— BEGIN Raw data —

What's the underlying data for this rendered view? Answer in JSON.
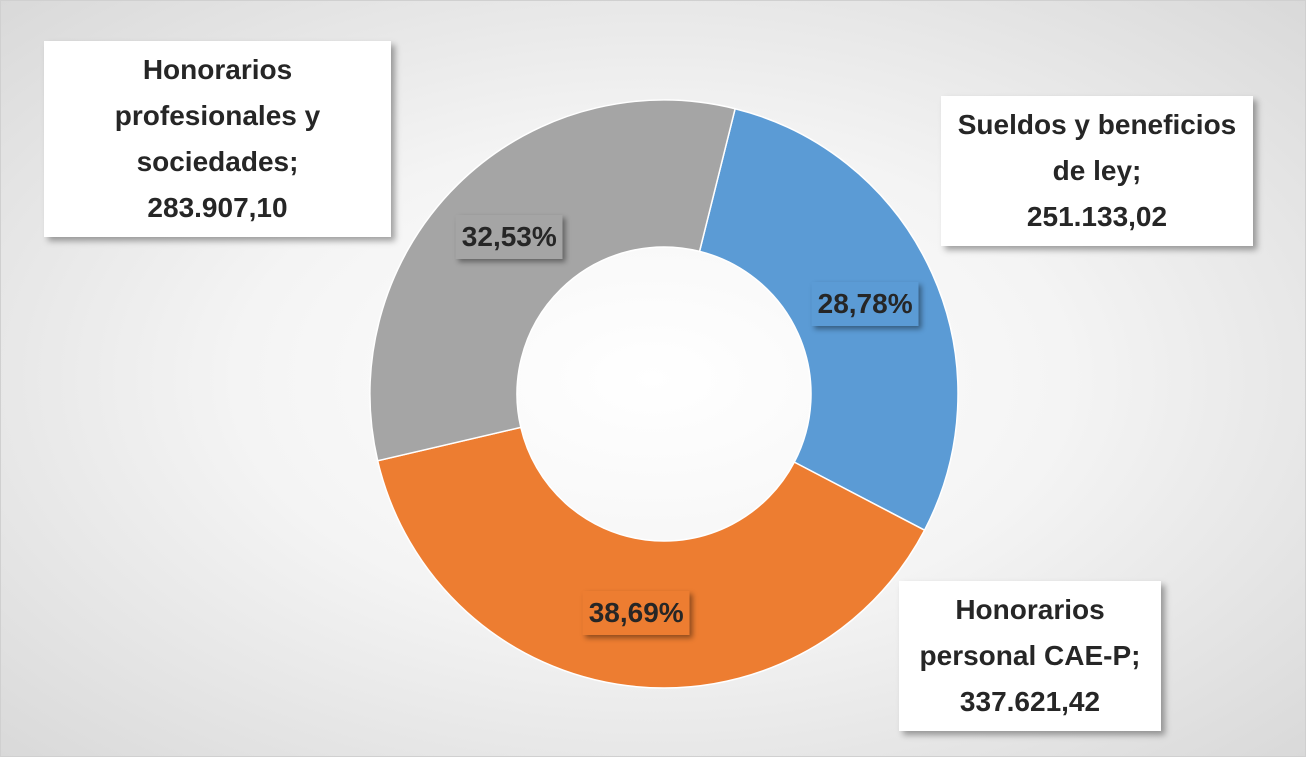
{
  "chart_data": {
    "type": "donut",
    "categories": [
      "Sueldos y beneficios de ley",
      "Honorarios personal CAE-P",
      "Honorarios profesionales y sociedades"
    ],
    "label_separator": ";",
    "values": [
      251133.02,
      337621.42,
      283907.1
    ],
    "value_labels": [
      "251.133,02",
      "337.621,42",
      "283.907,10"
    ],
    "percentages": [
      28.78,
      38.69,
      32.53
    ],
    "percentage_labels": [
      "28,78%",
      "38,69%",
      "32,53%"
    ],
    "colors": [
      "#5b9bd5",
      "#ed7d31",
      "#a5a5a5"
    ]
  }
}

— END Raw data —

Written task: Collect each line containing the string "Honorarios".

Output for this task:
      "Honorarios personal CAE-P",
      "Honorarios profesionales y sociedades"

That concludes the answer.